— BEGIN —

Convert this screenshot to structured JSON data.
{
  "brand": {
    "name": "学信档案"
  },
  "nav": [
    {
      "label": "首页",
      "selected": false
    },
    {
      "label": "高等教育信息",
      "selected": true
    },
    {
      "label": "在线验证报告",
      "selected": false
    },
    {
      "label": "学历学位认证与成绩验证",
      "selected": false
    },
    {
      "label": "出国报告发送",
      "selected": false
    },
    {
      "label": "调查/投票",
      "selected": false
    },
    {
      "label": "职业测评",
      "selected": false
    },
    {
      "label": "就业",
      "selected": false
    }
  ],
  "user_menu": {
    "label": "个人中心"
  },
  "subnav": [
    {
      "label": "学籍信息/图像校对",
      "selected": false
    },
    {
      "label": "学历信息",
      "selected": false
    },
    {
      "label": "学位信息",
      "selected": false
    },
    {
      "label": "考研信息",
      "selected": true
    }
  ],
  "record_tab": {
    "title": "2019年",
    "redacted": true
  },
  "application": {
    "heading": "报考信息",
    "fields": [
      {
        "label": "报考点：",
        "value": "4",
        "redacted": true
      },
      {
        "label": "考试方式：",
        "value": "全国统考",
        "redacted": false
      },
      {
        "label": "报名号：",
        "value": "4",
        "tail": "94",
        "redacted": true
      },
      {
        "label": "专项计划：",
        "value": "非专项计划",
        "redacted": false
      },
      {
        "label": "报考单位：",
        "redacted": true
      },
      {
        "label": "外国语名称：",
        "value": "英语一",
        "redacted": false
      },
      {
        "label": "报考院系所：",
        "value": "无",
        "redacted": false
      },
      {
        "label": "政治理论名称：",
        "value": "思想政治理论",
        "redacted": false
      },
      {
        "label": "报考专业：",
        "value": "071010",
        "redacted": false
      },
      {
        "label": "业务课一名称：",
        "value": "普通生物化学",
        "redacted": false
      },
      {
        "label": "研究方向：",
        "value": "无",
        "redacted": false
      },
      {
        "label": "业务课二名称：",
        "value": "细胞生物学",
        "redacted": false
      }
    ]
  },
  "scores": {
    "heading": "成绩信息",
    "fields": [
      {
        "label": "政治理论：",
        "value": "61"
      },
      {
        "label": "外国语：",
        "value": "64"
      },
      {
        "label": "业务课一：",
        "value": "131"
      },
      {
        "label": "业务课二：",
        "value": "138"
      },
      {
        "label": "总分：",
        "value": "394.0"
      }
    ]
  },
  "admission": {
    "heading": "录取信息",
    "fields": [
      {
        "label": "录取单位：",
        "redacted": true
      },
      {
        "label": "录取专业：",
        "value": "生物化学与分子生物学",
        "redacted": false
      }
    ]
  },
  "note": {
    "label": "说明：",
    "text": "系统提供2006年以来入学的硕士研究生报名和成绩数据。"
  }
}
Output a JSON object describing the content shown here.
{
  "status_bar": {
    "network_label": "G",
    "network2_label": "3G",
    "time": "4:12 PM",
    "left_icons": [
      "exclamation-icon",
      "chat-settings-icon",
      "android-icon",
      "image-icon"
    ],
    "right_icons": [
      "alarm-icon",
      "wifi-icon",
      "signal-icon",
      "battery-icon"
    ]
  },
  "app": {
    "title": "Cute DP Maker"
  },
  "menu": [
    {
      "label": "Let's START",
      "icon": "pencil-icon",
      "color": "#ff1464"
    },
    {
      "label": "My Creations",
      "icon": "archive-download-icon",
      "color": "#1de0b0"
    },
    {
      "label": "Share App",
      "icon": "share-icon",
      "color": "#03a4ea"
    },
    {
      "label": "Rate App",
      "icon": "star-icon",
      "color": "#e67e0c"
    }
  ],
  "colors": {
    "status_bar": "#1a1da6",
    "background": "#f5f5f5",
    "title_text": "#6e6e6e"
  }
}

— END —

Your task is to quote all of the data word for word.

Solution to the exercise:
Convert this screenshot to structured JSON data.
{
  "brand": {
    "name": "学信档案"
  },
  "nav": [
    {
      "label": "首页",
      "selected": false
    },
    {
      "label": "高等教育信息",
      "selected": true
    },
    {
      "label": "在线验证报告",
      "selected": false
    },
    {
      "label": "学历学位认证与成绩验证",
      "selected": false
    },
    {
      "label": "出国报告发送",
      "selected": false
    },
    {
      "label": "调查/投票",
      "selected": false
    },
    {
      "label": "职业测评",
      "selected": false
    },
    {
      "label": "就业",
      "selected": false
    }
  ],
  "user_menu": {
    "label": "个人中心"
  },
  "subnav": [
    {
      "label": "学籍信息/图像校对",
      "selected": false
    },
    {
      "label": "学历信息",
      "selected": false
    },
    {
      "label": "学位信息",
      "selected": false
    },
    {
      "label": "考研信息",
      "selected": true
    }
  ],
  "record_tab": {
    "title": "2019年",
    "redacted": true
  },
  "application": {
    "heading": "报考信息",
    "fields": [
      {
        "label": "报考点：",
        "value": "4",
        "redacted": true
      },
      {
        "label": "考试方式：",
        "value": "全国统考",
        "redacted": false
      },
      {
        "label": "报名号：",
        "value": "4",
        "tail": "94",
        "redacted": true
      },
      {
        "label": "专项计划：",
        "value": "非专项计划",
        "redacted": false
      },
      {
        "label": "报考单位：",
        "redacted": true
      },
      {
        "label": "外国语名称：",
        "value": "英语一",
        "redacted": false
      },
      {
        "label": "报考院系所：",
        "value": "无",
        "redacted": false
      },
      {
        "label": "政治理论名称：",
        "value": "思想政治理论",
        "redacted": false
      },
      {
        "label": "报考专业：",
        "value": "071010",
        "redacted": false
      },
      {
        "label": "业务课一名称：",
        "value": "普通生物化学",
        "redacted": false
      },
      {
        "label": "研究方向：",
        "value": "无",
        "redacted": false
      },
      {
        "label": "业务课二名称：",
        "value": "细胞生物学",
        "redacted": false
      }
    ]
  },
  "scores": {
    "heading": "成绩信息",
    "fields": [
      {
        "label": "政治理论：",
        "value": "61"
      },
      {
        "label": "外国语：",
        "value": "64"
      },
      {
        "label": "业务课一：",
        "value": "131"
      },
      {
        "label": "业务课二：",
        "value": "138"
      },
      {
        "label": "总分：",
        "value": "394.0"
      }
    ]
  },
  "admission": {
    "heading": "录取信息",
    "fields": [
      {
        "label": "录取单位：",
        "redacted": true
      },
      {
        "label": "录取专业：",
        "value": "生物化学与分子生物学",
        "redacted": false
      }
    ]
  },
  "note": {
    "label": "说明：",
    "text": "系统提供2006年以来入学的硕士研究生报名和成绩数据。"
  }
}
Output a JSON object describing the content shown here.
{
  "status_bar": {
    "network_label": "G",
    "network2_label": "3G",
    "time": "4:12 PM",
    "left_icons": [
      "exclamation-icon",
      "chat-settings-icon",
      "android-icon",
      "image-icon"
    ],
    "right_icons": [
      "alarm-icon",
      "wifi-icon",
      "signal-icon",
      "battery-icon"
    ]
  },
  "app": {
    "title": "Cute DP Maker"
  },
  "menu": [
    {
      "label": "Let's START",
      "icon": "pencil-icon",
      "color": "#ff1464"
    },
    {
      "label": "My Creations",
      "icon": "archive-download-icon",
      "color": "#1de0b0"
    },
    {
      "label": "Share App",
      "icon": "share-icon",
      "color": "#03a4ea"
    },
    {
      "label": "Rate App",
      "icon": "star-icon",
      "color": "#e67e0c"
    }
  ],
  "colors": {
    "status_bar": "#1a1da6",
    "background": "#f5f5f5",
    "title_text": "#6e6e6e"
  }
}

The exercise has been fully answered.